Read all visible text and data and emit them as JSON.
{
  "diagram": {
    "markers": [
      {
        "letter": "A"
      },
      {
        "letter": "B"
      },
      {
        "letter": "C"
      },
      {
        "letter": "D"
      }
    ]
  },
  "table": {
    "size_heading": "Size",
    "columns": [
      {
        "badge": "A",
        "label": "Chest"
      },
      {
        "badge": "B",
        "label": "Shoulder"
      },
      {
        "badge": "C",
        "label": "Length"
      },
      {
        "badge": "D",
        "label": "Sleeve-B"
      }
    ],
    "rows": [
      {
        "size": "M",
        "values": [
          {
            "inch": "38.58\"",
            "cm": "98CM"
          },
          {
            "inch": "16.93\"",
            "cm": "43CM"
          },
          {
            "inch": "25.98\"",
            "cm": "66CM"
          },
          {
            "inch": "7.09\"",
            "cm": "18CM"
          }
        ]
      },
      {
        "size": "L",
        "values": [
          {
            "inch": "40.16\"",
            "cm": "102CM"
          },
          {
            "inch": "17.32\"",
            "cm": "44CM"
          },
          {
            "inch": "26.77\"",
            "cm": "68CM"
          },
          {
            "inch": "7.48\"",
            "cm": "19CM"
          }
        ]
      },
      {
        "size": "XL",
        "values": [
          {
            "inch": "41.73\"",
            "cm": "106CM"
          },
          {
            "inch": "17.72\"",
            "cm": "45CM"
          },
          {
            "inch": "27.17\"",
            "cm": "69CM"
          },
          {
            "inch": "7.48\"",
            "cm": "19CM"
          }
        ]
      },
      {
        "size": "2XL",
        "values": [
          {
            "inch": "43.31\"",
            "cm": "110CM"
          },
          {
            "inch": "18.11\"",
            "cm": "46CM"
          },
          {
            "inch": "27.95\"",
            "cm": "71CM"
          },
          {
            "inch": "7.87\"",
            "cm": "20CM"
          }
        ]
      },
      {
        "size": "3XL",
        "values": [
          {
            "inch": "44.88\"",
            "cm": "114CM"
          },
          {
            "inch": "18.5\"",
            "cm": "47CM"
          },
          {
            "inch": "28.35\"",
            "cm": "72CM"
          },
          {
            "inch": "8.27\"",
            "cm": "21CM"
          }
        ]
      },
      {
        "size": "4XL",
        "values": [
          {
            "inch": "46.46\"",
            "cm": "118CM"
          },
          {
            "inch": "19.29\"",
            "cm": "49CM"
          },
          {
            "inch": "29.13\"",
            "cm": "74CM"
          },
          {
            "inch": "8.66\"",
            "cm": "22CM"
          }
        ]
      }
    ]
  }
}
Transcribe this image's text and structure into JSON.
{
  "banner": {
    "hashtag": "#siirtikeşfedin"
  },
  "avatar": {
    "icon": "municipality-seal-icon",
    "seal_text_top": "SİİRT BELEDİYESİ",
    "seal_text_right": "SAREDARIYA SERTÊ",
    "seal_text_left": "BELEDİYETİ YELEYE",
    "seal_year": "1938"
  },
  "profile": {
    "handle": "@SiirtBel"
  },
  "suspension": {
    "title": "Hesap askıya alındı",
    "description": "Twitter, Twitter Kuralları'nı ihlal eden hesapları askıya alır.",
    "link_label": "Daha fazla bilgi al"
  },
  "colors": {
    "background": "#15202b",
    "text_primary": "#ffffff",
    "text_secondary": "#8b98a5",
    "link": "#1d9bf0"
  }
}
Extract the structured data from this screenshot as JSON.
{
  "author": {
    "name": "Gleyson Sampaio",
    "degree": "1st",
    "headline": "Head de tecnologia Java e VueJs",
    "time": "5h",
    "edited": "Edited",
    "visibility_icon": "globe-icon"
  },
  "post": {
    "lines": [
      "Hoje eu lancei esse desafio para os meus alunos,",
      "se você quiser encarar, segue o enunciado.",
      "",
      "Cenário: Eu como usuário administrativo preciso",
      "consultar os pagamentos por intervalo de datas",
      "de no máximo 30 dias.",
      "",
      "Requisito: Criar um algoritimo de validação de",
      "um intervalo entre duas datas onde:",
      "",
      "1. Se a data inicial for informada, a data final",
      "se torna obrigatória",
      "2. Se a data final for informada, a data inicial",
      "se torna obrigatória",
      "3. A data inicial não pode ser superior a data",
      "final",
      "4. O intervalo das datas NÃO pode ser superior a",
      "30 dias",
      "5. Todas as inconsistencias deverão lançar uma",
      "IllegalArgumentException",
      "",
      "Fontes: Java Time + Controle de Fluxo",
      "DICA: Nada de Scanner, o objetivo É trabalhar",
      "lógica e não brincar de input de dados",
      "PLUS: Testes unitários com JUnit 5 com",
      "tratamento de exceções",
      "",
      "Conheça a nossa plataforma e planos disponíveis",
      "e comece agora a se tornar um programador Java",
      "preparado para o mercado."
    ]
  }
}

──────────────────────────────

EXERCISE:
Write out every line from the entries where "superior" appears.

ANSWER BELOW:
      "3. A data inicial não pode ser superior a data",
      "4. O intervalo das datas NÃO pode ser superior a",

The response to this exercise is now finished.